Provided data:
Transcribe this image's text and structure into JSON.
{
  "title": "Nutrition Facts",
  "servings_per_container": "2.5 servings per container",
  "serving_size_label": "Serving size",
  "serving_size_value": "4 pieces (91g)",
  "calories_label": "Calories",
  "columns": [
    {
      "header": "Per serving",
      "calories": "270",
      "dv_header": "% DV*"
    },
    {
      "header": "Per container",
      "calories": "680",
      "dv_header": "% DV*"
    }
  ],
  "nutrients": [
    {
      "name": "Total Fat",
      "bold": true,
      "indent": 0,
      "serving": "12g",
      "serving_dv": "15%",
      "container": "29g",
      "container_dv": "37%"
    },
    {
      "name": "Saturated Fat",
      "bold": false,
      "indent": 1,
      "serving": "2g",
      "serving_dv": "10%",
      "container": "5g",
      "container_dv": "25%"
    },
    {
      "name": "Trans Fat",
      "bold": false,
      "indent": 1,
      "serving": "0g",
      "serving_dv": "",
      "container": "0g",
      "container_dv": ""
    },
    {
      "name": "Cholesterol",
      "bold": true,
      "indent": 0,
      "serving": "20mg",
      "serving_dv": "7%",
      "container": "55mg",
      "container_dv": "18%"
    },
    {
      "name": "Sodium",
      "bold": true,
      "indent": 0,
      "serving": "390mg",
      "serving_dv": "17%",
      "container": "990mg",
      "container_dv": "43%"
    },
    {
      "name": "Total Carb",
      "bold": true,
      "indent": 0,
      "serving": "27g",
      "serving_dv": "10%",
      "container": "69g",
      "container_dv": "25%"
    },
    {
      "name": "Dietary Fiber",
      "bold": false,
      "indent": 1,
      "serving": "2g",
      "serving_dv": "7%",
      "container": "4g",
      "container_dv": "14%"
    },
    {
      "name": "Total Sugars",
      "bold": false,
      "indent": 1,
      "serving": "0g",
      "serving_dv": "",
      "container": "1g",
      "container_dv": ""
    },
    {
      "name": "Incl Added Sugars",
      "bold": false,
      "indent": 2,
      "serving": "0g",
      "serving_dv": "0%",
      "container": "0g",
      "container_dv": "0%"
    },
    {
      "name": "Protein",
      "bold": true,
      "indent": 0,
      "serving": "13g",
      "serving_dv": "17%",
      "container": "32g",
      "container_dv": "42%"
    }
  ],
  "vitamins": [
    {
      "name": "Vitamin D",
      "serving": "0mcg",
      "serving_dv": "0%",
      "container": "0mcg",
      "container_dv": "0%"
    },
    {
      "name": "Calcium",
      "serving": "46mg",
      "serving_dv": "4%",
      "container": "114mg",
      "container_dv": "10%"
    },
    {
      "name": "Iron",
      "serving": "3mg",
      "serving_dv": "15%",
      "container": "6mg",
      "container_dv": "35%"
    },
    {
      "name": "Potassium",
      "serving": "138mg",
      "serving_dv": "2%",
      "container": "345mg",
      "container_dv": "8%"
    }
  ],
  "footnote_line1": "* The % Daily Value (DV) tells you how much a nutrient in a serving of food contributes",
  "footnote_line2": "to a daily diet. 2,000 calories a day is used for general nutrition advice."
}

Aim of the exercise:
An exact written copy of every entry is the required answer.

Response to this task:
Transcribe this image's text and structure into JSON.
{
  "title": "Nutrition Facts",
  "servings_per_container": "2.5 servings per container",
  "serving_size_label": "Serving size",
  "serving_size_value": "4 pieces (91g)",
  "calories_label": "Calories",
  "columns": [
    {
      "header": "Per serving",
      "calories": "270",
      "dv_header": "% DV*"
    },
    {
      "header": "Per container",
      "calories": "680",
      "dv_header": "% DV*"
    }
  ],
  "nutrients": [
    {
      "name": "Total Fat",
      "bold": true,
      "indent": 0,
      "serving": "12g",
      "serving_dv": "15%",
      "container": "29g",
      "container_dv": "37%"
    },
    {
      "name": "Saturated Fat",
      "bold": false,
      "indent": 1,
      "serving": "2g",
      "serving_dv": "10%",
      "container": "5g",
      "container_dv": "25%"
    },
    {
      "name": "Trans Fat",
      "bold": false,
      "indent": 1,
      "serving": "0g",
      "serving_dv": "",
      "container": "0g",
      "container_dv": ""
    },
    {
      "name": "Cholesterol",
      "bold": true,
      "indent": 0,
      "serving": "20mg",
      "serving_dv": "7%",
      "container": "55mg",
      "container_dv": "18%"
    },
    {
      "name": "Sodium",
      "bold": true,
      "indent": 0,
      "serving": "390mg",
      "serving_dv": "17%",
      "container": "990mg",
      "container_dv": "43%"
    },
    {
      "name": "Total Carb",
      "bold": true,
      "indent": 0,
      "serving": "27g",
      "serving_dv": "10%",
      "container": "69g",
      "container_dv": "25%"
    },
    {
      "name": "Dietary Fiber",
      "bold": false,
      "indent": 1,
      "serving": "2g",
      "serving_dv": "7%",
      "container": "4g",
      "container_dv": "14%"
    },
    {
      "name": "Total Sugars",
      "bold": false,
      "indent": 1,
      "serving": "0g",
      "serving_dv": "",
      "container": "1g",
      "container_dv": ""
    },
    {
      "name": "Incl Added Sugars",
      "bold": false,
      "indent": 2,
      "serving": "0g",
      "serving_dv": "0%",
      "container": "0g",
      "container_dv": "0%"
    },
    {
      "name": "Protein",
      "bold": true,
      "indent": 0,
      "serving": "13g",
      "serving_dv": "17%",
      "container": "32g",
      "container_dv": "42%"
    }
  ],
  "vitamins": [
    {
      "name": "Vitamin D",
      "serving": "0mcg",
      "serving_dv": "0%",
      "container": "0mcg",
      "container_dv": "0%"
    },
    {
      "name": "Calcium",
      "serving": "46mg",
      "serving_dv": "4%",
      "container": "114mg",
      "container_dv": "10%"
    },
    {
      "name": "Iron",
      "serving": "3mg",
      "serving_dv": "15%",
      "container": "6mg",
      "container_dv": "35%"
    },
    {
      "name": "Potassium",
      "serving": "138mg",
      "serving_dv": "2%",
      "container": "345mg",
      "container_dv": "8%"
    }
  ],
  "footnote_line1": "* The % Daily Value (DV) tells you how much a nutrient in a serving of food contributes",
  "footnote_line2": "to a daily diet. 2,000 calories a day is used for general nutrition advice."
}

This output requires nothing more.